*Objective:*
Go through the entries below and collect each line with the string "坚持问题导向" in it.

Data entries
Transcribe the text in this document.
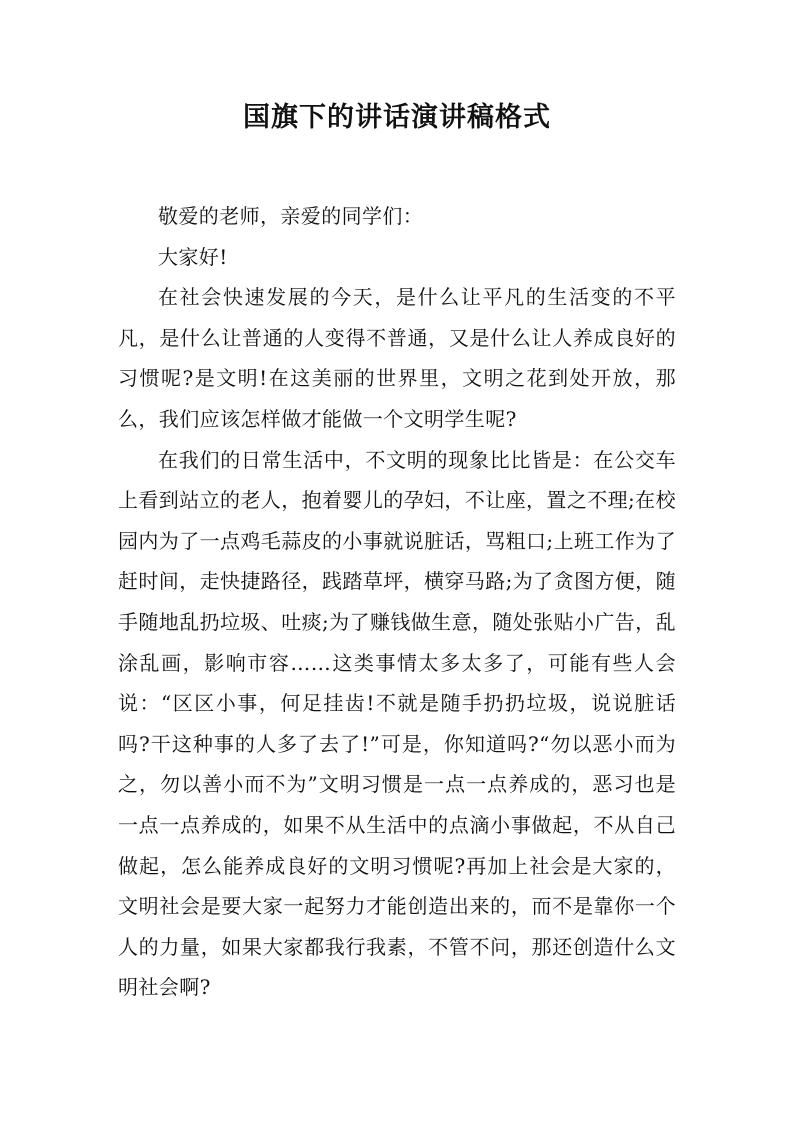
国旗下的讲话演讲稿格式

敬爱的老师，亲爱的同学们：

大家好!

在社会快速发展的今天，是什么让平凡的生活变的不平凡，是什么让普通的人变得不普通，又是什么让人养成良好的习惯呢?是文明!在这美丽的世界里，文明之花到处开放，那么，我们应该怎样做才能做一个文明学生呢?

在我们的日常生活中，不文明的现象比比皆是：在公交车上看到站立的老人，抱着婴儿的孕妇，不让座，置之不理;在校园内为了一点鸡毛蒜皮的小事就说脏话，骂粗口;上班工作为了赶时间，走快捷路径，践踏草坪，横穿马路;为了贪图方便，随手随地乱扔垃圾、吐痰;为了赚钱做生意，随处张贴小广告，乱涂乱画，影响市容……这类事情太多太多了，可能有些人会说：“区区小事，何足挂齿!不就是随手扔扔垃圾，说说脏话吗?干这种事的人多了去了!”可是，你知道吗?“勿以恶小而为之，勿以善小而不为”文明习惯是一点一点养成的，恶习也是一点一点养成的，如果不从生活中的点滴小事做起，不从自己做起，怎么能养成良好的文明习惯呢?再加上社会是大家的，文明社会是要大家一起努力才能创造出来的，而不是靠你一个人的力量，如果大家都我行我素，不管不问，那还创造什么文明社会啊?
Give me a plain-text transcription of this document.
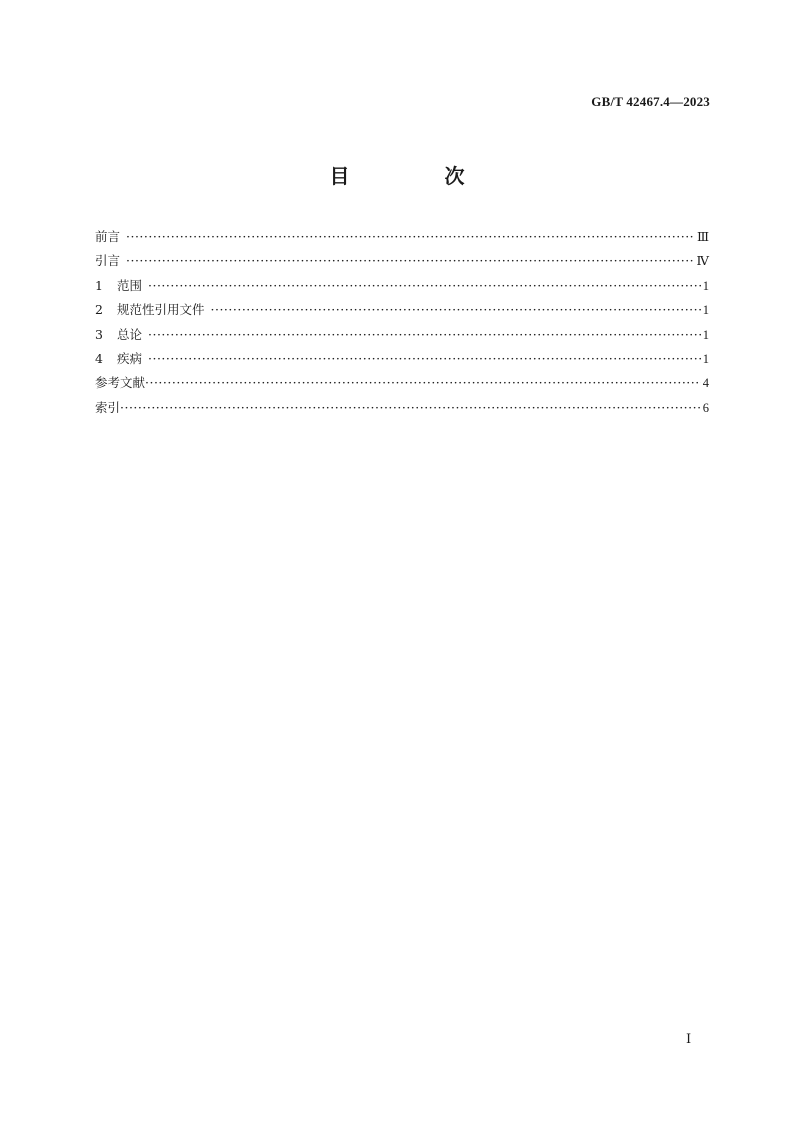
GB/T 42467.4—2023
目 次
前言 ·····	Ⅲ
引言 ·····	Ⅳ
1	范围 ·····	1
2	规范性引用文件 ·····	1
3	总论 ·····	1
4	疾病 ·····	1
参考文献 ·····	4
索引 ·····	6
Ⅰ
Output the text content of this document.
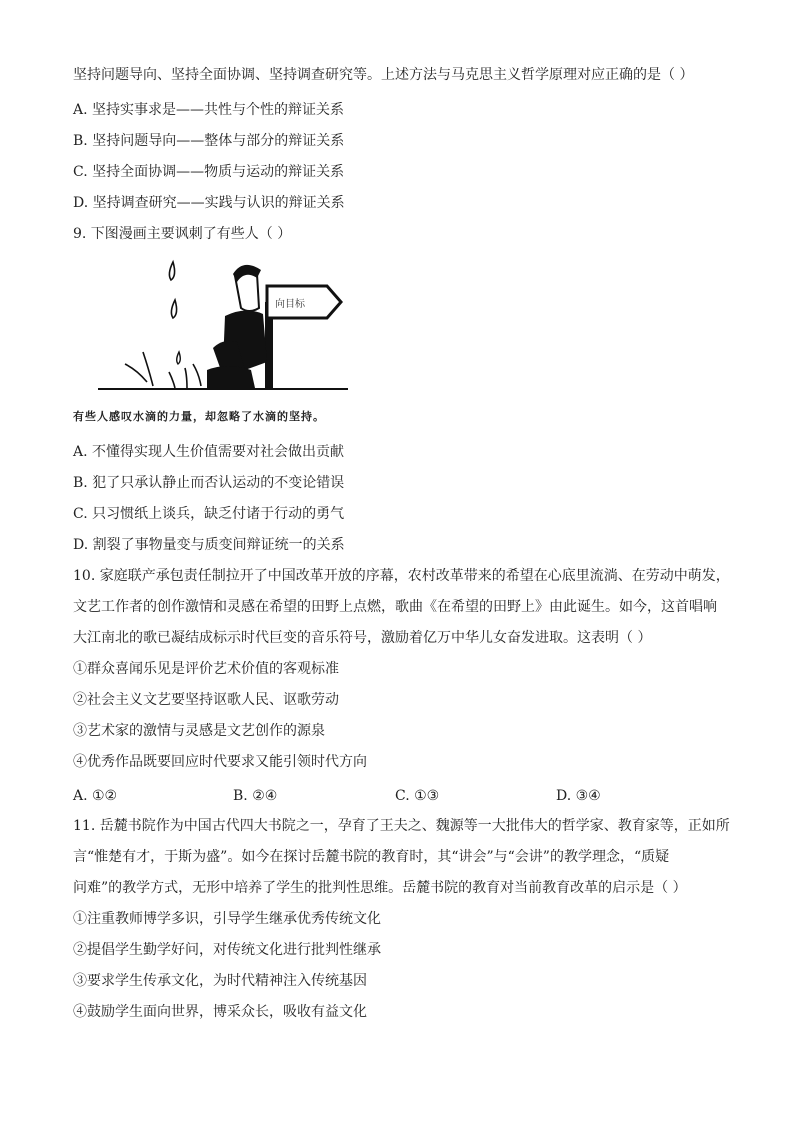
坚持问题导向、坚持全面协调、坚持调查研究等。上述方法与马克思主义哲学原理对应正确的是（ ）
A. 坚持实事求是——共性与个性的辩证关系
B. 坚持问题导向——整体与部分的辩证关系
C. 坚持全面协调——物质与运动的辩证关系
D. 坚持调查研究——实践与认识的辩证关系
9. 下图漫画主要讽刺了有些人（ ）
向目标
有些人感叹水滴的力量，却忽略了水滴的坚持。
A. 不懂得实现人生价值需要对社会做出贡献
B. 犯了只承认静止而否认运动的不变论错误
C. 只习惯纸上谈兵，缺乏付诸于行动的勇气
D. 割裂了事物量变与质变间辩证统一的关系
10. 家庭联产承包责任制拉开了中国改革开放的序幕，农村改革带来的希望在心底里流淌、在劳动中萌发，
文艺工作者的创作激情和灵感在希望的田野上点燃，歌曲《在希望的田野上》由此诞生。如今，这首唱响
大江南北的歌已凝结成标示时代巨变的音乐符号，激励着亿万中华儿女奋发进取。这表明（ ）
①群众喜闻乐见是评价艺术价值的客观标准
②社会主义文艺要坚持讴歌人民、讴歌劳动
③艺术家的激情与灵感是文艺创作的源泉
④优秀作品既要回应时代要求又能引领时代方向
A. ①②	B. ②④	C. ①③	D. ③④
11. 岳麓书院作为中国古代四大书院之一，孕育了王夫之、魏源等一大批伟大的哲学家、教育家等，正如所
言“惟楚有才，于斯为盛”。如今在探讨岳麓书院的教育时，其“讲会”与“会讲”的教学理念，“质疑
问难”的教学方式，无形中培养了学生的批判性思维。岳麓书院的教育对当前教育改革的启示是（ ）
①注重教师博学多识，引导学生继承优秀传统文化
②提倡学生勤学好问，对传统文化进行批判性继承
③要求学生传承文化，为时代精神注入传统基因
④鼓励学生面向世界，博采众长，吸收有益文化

*Solution for this problem:*
坚持问题导向、坚持全面协调、坚持调查研究等。上述方法与马克思主义哲学原理对应正确的是（ ）
B. 坚持问题导向——整体与部分的辩证关系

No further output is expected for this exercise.